Goal of the exercise — Reproduce the stretch of the records from the line containing "sidebar-item-采购管理[interactable]: 采购管理 (2, 312, 144, 336)" through the line containing "278, 1145, 297)", leaving every character unchanged.

Data shown —
+++
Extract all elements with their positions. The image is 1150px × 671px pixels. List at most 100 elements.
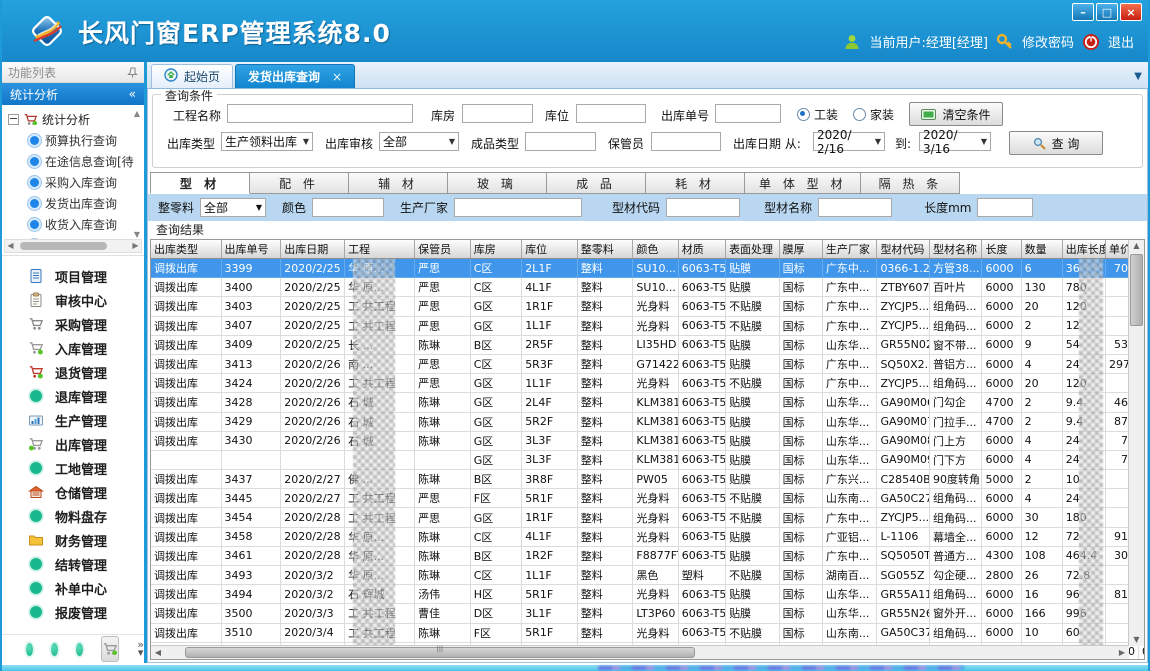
sidebar-item-采购管理[interactable]: 采购管理 (2, 312, 144, 336)
table-row[interactable]: G区3L3F整料KLM38176063-T5贴膜国标山东华...GA90M09.… (151, 450, 1145, 469)
sidebar-item-补单中心[interactable]: 补单中心 (2, 576, 144, 600)
tree-root-node[interactable]: 统计分析 (8, 109, 142, 130)
table-row[interactable]: 调拨出库35002020/3/3工 共工程曹佳D区3L1F整料LT3P60606… (151, 604, 1145, 623)
sidebar-item-仓储管理[interactable]: 仓储管理 (2, 480, 144, 504)
table-row[interactable]: 调拨出库34002020/2/25华 原...严思C区4L1F整料SU10...… (151, 278, 1145, 297)
material-tab-隔热条[interactable]: 隔 热 条 (861, 172, 960, 194)
table-row[interactable]: 调拨出库34582020/2/28华 原...陈琳C区4L1F整料光身料6063… (151, 527, 1145, 546)
column-header-出库类型[interactable]: 出库类型 (151, 240, 221, 259)
sidebar-item-入库管理[interactable]: 入库管理 (2, 336, 144, 360)
table-row[interactable]: 调拨出库34372020/2/27佛 ...陈琳B区3R8F整料PW056063… (151, 470, 1145, 489)
material-tab-配件[interactable]: 配 件 (250, 172, 349, 194)
tree-expander-icon[interactable] (8, 114, 19, 125)
scroll-left-icon[interactable]: ◀ (151, 648, 165, 657)
product-type-input[interactable] (525, 132, 596, 151)
column-header-工程[interactable]: 工程 (345, 240, 415, 259)
table-row[interactable]: 调拨出库34292020/2/26石 城陈琳G区5R2F整料KLM3817606… (151, 412, 1145, 431)
whole-part-select[interactable]: 全部▼ (200, 198, 266, 217)
table-row[interactable]: 调拨出库34132020/2/26南 ...严思C区5R3F整料G7142260… (151, 354, 1145, 373)
keeper-input[interactable] (651, 132, 721, 151)
sidebar-item-项目管理[interactable]: 项目管理 (2, 264, 144, 288)
column-header-材质[interactable]: 材质 (678, 240, 725, 259)
tree-item-4[interactable]: 发货出库查询 (8, 193, 142, 214)
section-header[interactable]: 统计分析 « (2, 83, 144, 105)
change-password-link[interactable]: 修改密码 (1022, 32, 1074, 51)
sidebar-item-工地管理[interactable]: 工地管理 (2, 456, 144, 480)
table-row[interactable]: 调拨出库34452020/2/27工 共工程严思F区5R1F整料光身料6063-… (151, 489, 1145, 508)
table-row[interactable]: 调拨出库34072020/2/25工 共工程严思G区1L1F整料光身料6063-… (151, 316, 1145, 335)
tree-item-5[interactable]: 收货入库查询 (8, 214, 142, 235)
table-row[interactable]: 调拨出库34302020/2/26石 城陈琳G区3L3F整料KLM3817606… (151, 431, 1145, 450)
module-dot-icon[interactable] (76, 643, 83, 656)
scroll-up-icon[interactable]: ▲ (1133, 240, 1139, 252)
scroll-right-icon[interactable]: ▶ (1115, 648, 1129, 657)
module-dot-icon[interactable] (26, 643, 33, 656)
profile-name-input[interactable] (818, 198, 892, 217)
tab-起始页[interactable]: 起始页 (151, 64, 233, 88)
table-row[interactable]: 调拨出库34542020/2/28工 共工程严思G区1R1F整料光身料6063-… (151, 508, 1145, 527)
close-button[interactable]: × (1120, 3, 1142, 21)
table-row[interactable]: 调拨出库34932020/3/2华 原...陈琳C区1L1F整料黑色塑料不贴膜国… (151, 566, 1145, 585)
tree-item-1[interactable]: 预算执行查询 (8, 130, 142, 151)
table-row[interactable]: 调拨出库34942020/3/2石 辉城汤伟H区5R1F整料光身料6063-T5… (151, 585, 1145, 604)
column-header-型材名称[interactable]: 型材名称 (929, 240, 982, 259)
date-to-picker[interactable]: 2020/ 3/16▼ (919, 132, 991, 151)
material-tab-单体型材[interactable]: 单 体 型 材 (745, 172, 861, 194)
sidebar-item-财务管理[interactable]: 财务管理 (2, 528, 144, 552)
column-header-数量[interactable]: 数量 (1021, 240, 1062, 259)
date-from-picker[interactable]: 2020/ 2/16▼ (813, 132, 885, 151)
material-tab-成品[interactable]: 成 品 (547, 172, 646, 194)
profile-code-input[interactable] (666, 198, 740, 217)
vertical-scrollbar[interactable]: ▲ ▼ (1128, 240, 1144, 646)
tree-vertical-scroll[interactable]: ▲▼ (131, 109, 143, 239)
column-header-出库单号[interactable]: 出库单号 (221, 240, 281, 259)
table-row[interactable]: 调拨出库34092020/2/25长 ...陈琳B区2R5F整料LI35HD60… (151, 335, 1145, 354)
column-header-颜色[interactable]: 颜色 (633, 240, 678, 259)
column-header-库位[interactable]: 库位 (522, 240, 578, 259)
close-tab-icon[interactable]: × (332, 70, 342, 84)
audit-select[interactable]: 全部▼ (379, 132, 459, 151)
column-header-出库长度[interactable]: 出库长度 (1062, 240, 1105, 259)
collapse-icon[interactable]: « (129, 87, 136, 101)
cart-module-button[interactable] (101, 636, 119, 662)
sidebar-item-生产管理[interactable]: 生产管理 (2, 408, 144, 432)
outbound-type-select[interactable]: 生产领料出库▼ (221, 132, 313, 151)
horizontal-scrollbar[interactable]: ◀ ▶ (151, 645, 1129, 659)
column-header-出库日期[interactable]: 出库日期 (281, 240, 345, 259)
scroll-left-icon[interactable]: ◀ (5, 241, 16, 251)
column-header-整零料[interactable]: 整零料 (577, 240, 633, 259)
table-row[interactable]: 调拨出库33992020/2/25华 原...严思C区2L1F整料SU10...… (151, 259, 1145, 278)
sidebar-item-退库管理[interactable]: 退库管理 (2, 384, 144, 408)
column-header-保管员[interactable]: 保管员 (415, 240, 471, 259)
hscroll-thumb[interactable] (185, 647, 696, 658)
tree-item-3[interactable]: 采购入库查询 (8, 172, 142, 193)
module-dot-icon[interactable] (51, 643, 58, 656)
search-button[interactable]: 查 询 (1009, 131, 1103, 155)
material-tab-耗材[interactable]: 耗 材 (646, 172, 745, 194)
table-row[interactable]: 调拨出库34032020/2/25工 共工程严思G区1R1F整料光身料6063-… (151, 297, 1145, 316)
sidebar-item-报废管理[interactable]: 报废管理 (2, 600, 144, 624)
sidebar-item-退货管理[interactable]: 退货管理 (2, 360, 144, 384)
more-modules-button[interactable]: »▾ (137, 641, 144, 657)
tab-发货出库查询[interactable]: 发货出库查询× (235, 64, 355, 88)
table-row[interactable]: 调拨出库34242020/2/26工 共工程严思G区1L1F整料光身料6063-… (151, 374, 1145, 393)
maximize-button[interactable]: □ (1096, 3, 1118, 21)
column-header-型材代码[interactable]: 型材代码 (877, 240, 930, 259)
table-row[interactable]: 调拨出库34282020/2/26石 城陈琳G区2L4F整料KLM3817606… (151, 393, 1145, 412)
order-no-input[interactable] (715, 104, 781, 123)
length-input[interactable] (977, 198, 1033, 217)
table-row[interactable]: 调拨出库34612020/2/28华 原...陈琳B区1R2F整料F8877FT… (151, 546, 1145, 565)
location-input[interactable] (576, 104, 646, 123)
minimize-button[interactable]: – (1072, 3, 1094, 21)
table-row[interactable]: 调拨出库35102020/3/4工 共工程陈琳F区5R1F整料光身料6063-T… (151, 623, 1145, 642)
scroll-right-icon[interactable]: ▶ (130, 241, 141, 251)
tree-item-2[interactable]: 在途信息查询[待 (8, 151, 142, 172)
scroll-thumb[interactable] (20, 242, 107, 250)
radio-gongzhuang[interactable]: 工装 (797, 106, 838, 123)
scroll-down-icon[interactable]: ▼ (1133, 634, 1139, 646)
radio-jiazhuang[interactable]: 家装 (853, 106, 894, 123)
column-header-表面处理[interactable]: 表面处理 (726, 240, 780, 259)
sidebar-item-结转管理[interactable]: 结转管理 (2, 552, 144, 576)
column-header-膜厚[interactable]: 膜厚 (779, 240, 822, 259)
sidebar-item-出库管理[interactable]: 出库管理 (2, 432, 144, 456)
+++
Response —
sidebar-item-采购管理[interactable]: 采购管理 (2, 312, 144, 336)
table-row[interactable]: G区3L3F整料KLM38176063-T5贴膜国标山东华...GA90M09.… (151, 450, 1145, 469)
sidebar-item-补单中心[interactable]: 补单中心 (2, 576, 144, 600)
tree-root-node[interactable]: 统计分析 (8, 109, 142, 130)
table-row[interactable]: 调拨出库35002020/3/3工 共工程曹佳D区3L1F整料LT3P60606… (151, 604, 1145, 623)
sidebar-item-仓储管理[interactable]: 仓储管理 (2, 480, 144, 504)
table-row[interactable]: 调拨出库34002020/2/25华 原...严思C区4L1F整料SU10...… (151, 278, 1145, 297)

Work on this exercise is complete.